▸ Exercise aim
Count every line where "داود" occurs. Give the total alone.

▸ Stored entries
# # # #

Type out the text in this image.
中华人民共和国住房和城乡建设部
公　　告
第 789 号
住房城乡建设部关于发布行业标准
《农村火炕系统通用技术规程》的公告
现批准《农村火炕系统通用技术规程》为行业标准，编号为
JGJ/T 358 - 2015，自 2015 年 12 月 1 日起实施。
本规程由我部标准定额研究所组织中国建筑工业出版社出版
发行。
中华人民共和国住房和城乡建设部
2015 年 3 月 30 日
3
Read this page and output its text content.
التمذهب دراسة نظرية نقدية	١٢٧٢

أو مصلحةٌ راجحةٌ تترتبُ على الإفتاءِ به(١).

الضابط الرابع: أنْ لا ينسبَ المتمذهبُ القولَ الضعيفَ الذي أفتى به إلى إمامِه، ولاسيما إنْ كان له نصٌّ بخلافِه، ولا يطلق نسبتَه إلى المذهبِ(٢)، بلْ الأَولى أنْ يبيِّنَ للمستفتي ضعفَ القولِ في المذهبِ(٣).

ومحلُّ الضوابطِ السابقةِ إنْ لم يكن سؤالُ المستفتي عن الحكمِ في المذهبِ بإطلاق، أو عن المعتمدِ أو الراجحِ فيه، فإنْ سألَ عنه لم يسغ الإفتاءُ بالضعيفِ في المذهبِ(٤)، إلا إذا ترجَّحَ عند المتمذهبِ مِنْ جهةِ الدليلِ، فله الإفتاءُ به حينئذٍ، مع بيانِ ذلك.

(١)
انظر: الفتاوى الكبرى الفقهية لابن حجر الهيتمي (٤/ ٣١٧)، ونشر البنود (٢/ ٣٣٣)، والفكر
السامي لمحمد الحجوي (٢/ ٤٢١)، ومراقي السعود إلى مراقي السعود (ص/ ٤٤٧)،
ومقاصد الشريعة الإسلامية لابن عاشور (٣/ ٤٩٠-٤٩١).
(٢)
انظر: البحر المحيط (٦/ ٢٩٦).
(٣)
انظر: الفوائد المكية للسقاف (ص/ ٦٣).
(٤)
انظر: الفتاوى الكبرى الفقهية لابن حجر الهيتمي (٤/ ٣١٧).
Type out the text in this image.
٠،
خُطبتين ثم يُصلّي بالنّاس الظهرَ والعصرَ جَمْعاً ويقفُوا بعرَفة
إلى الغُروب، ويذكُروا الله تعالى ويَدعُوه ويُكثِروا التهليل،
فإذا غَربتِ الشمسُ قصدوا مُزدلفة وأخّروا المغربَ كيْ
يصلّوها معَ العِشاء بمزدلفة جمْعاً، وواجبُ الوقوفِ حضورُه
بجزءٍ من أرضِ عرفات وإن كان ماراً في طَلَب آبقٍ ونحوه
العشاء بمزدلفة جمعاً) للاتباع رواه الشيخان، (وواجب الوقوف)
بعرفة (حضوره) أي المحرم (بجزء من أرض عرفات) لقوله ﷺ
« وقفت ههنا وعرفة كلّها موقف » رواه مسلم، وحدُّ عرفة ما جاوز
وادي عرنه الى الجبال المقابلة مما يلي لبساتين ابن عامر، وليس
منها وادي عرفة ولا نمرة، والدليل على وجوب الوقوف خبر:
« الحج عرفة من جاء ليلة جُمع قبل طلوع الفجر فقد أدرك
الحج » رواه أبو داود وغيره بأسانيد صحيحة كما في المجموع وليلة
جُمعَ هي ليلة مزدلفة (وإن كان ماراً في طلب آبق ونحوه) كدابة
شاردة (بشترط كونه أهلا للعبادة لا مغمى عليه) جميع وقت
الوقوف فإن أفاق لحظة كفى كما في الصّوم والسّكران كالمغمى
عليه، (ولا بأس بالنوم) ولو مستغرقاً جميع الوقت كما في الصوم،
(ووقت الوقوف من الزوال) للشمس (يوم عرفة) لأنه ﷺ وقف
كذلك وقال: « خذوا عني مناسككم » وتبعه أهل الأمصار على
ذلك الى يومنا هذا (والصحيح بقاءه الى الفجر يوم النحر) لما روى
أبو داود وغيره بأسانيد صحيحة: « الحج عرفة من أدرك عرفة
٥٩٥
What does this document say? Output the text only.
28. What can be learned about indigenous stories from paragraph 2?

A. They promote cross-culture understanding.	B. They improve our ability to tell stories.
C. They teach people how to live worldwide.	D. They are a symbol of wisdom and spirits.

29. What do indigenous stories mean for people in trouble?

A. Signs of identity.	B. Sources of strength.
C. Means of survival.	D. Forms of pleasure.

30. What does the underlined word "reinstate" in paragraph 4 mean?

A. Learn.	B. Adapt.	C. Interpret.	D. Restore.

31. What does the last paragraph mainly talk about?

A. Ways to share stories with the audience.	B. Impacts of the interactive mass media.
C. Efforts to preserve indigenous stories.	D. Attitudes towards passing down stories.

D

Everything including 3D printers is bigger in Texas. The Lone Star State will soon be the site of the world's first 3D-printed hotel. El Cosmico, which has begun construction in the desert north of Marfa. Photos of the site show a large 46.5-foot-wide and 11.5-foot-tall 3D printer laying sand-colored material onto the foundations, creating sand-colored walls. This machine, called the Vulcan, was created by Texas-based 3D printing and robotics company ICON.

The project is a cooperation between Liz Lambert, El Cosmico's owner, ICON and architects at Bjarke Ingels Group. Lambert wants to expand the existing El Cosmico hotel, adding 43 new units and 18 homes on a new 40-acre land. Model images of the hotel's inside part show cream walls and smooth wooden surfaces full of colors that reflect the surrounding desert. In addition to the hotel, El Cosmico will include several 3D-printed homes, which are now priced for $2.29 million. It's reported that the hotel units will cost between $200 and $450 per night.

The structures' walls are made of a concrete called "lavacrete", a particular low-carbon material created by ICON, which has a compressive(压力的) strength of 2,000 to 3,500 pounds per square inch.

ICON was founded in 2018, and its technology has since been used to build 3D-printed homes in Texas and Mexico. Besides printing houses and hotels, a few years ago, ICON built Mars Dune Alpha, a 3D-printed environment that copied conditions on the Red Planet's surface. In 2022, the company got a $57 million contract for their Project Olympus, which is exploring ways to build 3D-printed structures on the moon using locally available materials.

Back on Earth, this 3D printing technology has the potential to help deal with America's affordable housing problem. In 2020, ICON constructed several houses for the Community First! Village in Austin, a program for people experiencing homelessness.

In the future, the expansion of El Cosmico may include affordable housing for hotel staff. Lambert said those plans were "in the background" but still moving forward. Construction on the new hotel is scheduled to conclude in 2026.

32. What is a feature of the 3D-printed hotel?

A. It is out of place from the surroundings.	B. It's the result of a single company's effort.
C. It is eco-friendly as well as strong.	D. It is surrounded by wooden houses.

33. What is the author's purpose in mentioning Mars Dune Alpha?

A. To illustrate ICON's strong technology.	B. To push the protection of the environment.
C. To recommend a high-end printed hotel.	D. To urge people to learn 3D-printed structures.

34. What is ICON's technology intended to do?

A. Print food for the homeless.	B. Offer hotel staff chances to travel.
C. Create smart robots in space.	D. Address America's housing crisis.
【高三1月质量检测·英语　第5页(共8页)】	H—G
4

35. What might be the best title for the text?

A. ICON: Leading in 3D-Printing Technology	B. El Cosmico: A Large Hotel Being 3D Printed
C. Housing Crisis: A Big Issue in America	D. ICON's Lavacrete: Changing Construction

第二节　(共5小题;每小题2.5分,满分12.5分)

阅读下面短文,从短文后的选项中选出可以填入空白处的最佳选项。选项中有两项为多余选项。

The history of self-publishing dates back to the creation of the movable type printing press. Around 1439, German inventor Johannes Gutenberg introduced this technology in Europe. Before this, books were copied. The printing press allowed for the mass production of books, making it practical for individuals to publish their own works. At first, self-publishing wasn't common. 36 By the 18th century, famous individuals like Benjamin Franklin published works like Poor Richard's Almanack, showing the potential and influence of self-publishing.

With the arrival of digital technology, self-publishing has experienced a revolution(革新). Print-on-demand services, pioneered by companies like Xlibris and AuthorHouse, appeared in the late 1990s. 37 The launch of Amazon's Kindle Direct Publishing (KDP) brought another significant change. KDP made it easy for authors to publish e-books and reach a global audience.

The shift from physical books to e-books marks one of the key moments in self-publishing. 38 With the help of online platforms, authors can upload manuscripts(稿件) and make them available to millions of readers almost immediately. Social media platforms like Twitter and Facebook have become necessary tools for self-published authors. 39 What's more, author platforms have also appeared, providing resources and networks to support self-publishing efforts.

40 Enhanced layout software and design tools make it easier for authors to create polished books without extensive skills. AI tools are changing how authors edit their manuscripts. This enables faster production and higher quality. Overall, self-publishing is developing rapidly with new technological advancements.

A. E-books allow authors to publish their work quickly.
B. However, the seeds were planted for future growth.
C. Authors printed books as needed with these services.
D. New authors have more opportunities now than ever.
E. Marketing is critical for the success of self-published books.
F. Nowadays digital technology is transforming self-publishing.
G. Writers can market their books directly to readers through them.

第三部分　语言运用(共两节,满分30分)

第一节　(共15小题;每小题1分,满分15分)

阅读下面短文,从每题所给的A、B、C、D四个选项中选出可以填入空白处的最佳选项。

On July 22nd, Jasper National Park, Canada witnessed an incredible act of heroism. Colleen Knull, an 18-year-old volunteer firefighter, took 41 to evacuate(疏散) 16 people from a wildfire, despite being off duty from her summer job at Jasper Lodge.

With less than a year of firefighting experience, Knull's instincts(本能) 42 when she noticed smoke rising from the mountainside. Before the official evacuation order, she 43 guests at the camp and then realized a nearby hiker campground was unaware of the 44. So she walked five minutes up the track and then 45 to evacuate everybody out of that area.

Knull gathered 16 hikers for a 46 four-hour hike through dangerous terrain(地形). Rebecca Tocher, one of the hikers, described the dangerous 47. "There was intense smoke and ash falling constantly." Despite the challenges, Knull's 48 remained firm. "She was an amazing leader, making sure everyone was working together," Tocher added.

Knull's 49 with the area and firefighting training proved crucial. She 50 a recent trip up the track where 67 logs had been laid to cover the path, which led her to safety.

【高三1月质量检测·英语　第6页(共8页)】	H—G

# # # #

▸ The reply
2